» WRITTEN TASK
Give the number of lines in the data that contain "sylvis", and nothing more.

» RECORDS FOR THIS EXERCISE
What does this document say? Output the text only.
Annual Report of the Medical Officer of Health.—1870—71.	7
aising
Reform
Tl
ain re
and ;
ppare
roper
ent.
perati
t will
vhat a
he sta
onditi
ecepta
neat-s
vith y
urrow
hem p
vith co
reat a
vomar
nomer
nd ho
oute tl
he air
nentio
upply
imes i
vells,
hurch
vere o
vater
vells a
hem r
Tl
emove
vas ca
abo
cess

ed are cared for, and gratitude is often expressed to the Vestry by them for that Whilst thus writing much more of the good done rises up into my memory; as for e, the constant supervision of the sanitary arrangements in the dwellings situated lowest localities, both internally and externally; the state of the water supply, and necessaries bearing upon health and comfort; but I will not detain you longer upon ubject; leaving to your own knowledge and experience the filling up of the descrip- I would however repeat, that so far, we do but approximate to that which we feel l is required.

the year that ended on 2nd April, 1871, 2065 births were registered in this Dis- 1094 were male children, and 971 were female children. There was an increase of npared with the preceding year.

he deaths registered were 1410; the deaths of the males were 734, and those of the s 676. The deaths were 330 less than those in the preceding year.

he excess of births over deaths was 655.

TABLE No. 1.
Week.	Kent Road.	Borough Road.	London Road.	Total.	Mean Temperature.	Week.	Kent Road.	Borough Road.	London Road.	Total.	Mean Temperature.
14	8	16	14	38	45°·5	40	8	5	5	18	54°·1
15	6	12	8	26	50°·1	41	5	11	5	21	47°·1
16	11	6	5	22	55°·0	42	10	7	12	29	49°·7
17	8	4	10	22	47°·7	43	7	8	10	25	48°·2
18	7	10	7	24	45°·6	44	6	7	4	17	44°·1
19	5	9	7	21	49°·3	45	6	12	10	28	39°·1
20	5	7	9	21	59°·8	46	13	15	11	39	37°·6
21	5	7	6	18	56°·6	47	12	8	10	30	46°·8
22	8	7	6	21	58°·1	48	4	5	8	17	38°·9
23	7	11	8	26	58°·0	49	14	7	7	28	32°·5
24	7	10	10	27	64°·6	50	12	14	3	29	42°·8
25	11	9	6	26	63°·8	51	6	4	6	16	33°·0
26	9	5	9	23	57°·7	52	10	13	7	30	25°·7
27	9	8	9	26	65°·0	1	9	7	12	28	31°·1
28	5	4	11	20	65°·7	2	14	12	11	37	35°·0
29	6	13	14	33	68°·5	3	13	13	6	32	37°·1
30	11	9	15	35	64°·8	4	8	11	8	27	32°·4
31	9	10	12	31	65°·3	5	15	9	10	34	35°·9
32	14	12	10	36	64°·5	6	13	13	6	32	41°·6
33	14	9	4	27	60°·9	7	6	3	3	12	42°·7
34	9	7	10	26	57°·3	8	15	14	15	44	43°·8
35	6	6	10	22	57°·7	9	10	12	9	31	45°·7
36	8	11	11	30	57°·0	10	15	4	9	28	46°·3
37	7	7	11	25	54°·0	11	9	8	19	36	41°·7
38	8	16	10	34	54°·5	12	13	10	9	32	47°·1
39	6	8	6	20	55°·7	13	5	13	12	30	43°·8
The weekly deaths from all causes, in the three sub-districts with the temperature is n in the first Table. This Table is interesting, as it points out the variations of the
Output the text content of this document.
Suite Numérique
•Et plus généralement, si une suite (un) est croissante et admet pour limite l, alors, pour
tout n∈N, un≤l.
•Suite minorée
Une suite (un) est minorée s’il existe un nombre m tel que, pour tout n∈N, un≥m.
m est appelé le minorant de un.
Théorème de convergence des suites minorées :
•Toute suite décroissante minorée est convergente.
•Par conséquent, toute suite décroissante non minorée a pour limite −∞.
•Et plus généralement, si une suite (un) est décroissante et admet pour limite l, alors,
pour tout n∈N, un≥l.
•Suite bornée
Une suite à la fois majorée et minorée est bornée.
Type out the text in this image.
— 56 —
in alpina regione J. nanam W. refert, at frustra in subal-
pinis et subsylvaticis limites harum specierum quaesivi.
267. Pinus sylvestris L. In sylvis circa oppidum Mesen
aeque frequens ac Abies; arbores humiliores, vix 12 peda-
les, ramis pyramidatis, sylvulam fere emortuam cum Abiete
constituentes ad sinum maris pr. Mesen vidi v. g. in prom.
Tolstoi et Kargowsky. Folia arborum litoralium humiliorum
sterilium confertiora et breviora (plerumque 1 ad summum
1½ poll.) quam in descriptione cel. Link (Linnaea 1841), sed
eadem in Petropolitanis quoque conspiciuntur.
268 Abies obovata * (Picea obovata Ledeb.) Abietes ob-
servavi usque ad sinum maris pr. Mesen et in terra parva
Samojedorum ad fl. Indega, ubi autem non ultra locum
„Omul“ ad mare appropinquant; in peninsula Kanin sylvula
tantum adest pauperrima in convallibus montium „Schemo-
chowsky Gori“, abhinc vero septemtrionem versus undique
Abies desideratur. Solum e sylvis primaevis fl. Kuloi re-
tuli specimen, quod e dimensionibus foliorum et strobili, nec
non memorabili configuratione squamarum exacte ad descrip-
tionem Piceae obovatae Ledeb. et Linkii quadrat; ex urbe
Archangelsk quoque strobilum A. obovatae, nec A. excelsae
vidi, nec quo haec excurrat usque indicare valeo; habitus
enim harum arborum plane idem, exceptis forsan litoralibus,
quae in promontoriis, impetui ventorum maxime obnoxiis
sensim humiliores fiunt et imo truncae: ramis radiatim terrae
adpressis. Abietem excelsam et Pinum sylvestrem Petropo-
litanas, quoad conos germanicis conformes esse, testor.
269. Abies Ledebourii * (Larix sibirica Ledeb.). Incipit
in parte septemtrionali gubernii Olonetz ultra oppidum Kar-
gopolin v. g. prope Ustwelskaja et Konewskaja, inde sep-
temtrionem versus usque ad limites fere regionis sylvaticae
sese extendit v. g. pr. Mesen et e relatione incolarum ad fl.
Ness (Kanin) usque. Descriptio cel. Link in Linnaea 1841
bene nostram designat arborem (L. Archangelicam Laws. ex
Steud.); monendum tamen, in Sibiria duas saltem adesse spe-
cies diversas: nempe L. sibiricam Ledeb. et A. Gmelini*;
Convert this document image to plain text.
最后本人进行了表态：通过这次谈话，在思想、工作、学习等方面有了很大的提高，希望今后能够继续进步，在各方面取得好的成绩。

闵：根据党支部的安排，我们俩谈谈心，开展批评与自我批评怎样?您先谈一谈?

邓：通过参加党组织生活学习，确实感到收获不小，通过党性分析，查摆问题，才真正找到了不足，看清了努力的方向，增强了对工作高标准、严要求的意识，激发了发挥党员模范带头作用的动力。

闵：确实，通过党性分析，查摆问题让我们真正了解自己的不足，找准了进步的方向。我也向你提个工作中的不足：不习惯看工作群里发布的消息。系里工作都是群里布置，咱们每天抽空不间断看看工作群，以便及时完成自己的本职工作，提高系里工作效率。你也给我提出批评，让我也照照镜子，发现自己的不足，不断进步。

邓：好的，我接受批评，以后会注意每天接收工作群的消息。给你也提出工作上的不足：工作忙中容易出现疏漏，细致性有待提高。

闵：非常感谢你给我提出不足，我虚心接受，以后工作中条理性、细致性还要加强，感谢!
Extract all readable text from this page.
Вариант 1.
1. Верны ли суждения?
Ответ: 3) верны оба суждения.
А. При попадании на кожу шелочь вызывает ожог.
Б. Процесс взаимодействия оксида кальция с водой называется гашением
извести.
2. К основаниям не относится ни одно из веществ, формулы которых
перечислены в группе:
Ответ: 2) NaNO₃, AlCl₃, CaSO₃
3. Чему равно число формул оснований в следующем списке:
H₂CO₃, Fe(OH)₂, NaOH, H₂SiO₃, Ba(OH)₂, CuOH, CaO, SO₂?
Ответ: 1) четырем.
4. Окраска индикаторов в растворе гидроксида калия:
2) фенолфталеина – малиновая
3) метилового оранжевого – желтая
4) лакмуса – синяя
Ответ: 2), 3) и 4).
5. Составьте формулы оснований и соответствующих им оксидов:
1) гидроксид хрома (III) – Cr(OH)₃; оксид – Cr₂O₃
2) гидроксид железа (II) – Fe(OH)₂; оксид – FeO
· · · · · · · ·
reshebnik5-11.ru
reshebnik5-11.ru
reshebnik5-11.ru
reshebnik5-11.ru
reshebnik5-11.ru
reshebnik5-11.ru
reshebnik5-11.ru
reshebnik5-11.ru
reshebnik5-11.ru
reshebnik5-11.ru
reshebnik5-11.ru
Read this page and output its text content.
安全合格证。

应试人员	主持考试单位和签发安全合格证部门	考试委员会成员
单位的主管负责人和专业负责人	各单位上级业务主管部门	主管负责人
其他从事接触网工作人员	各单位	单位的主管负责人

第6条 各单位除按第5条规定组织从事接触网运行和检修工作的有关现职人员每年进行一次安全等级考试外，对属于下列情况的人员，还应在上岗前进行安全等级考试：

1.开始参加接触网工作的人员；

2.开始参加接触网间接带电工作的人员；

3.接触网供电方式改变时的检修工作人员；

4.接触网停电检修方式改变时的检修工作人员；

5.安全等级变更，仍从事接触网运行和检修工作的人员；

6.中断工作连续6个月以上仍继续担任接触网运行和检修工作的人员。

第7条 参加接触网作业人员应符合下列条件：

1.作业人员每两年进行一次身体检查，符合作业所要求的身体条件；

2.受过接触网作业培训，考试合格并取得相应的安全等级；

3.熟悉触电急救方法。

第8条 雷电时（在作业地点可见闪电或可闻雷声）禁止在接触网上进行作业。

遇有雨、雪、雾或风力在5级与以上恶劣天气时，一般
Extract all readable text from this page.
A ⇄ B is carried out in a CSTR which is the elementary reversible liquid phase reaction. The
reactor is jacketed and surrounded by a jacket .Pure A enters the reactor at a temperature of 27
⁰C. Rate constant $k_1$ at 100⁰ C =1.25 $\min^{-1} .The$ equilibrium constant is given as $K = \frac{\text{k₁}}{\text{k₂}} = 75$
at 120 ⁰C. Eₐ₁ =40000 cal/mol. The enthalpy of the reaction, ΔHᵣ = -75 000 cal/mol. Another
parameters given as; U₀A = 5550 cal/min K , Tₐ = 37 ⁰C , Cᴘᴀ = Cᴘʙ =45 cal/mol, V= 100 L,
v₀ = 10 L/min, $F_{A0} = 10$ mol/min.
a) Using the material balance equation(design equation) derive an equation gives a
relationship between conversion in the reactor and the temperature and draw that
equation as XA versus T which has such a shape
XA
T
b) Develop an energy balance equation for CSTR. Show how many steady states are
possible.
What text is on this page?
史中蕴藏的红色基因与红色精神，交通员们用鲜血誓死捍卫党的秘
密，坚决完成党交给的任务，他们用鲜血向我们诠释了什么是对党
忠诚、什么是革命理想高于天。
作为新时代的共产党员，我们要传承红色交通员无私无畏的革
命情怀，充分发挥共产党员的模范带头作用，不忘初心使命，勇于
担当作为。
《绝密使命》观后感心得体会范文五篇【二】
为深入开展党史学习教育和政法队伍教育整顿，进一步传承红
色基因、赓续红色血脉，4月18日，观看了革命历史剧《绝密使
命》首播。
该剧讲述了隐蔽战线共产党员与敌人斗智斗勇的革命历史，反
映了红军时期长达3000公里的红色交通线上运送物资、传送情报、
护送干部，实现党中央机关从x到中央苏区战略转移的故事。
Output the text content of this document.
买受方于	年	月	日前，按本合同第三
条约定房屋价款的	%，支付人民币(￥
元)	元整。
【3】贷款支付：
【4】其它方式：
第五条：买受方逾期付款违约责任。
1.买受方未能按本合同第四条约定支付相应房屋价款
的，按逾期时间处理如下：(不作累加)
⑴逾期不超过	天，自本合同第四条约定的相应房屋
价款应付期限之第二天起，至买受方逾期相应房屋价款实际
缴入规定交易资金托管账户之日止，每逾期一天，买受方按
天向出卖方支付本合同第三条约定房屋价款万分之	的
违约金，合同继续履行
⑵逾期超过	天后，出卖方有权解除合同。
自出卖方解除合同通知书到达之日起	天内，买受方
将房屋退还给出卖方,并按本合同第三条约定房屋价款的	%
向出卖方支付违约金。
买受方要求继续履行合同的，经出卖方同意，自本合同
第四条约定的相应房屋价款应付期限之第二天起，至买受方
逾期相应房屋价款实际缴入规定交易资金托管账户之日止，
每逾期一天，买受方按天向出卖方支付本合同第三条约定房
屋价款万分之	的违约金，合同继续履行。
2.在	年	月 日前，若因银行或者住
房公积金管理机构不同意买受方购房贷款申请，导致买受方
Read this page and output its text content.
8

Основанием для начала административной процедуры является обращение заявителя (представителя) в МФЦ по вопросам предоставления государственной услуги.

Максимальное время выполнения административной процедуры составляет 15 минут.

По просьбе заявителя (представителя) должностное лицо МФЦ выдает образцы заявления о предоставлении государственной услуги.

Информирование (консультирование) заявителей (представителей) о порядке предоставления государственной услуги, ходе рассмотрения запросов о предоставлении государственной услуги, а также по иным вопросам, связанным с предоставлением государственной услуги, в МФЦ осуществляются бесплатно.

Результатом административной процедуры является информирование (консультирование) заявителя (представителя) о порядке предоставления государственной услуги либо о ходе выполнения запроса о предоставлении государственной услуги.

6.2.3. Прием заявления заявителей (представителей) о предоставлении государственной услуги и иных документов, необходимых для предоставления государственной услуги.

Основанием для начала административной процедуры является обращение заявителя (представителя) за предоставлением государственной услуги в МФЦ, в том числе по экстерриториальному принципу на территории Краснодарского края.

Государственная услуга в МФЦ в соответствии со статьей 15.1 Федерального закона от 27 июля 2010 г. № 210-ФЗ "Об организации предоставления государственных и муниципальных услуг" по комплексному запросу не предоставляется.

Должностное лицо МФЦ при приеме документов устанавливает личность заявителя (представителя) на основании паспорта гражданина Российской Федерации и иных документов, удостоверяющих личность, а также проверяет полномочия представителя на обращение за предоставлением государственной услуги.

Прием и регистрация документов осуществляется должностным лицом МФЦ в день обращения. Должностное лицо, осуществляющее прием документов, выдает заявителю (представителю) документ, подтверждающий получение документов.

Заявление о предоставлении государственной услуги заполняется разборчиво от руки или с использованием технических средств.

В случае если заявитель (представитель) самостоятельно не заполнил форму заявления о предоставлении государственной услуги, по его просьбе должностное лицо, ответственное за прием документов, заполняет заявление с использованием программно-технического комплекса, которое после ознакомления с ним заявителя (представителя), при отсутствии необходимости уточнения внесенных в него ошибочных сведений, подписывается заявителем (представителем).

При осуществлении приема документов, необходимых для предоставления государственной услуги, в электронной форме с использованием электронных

» TASK ANSWER
2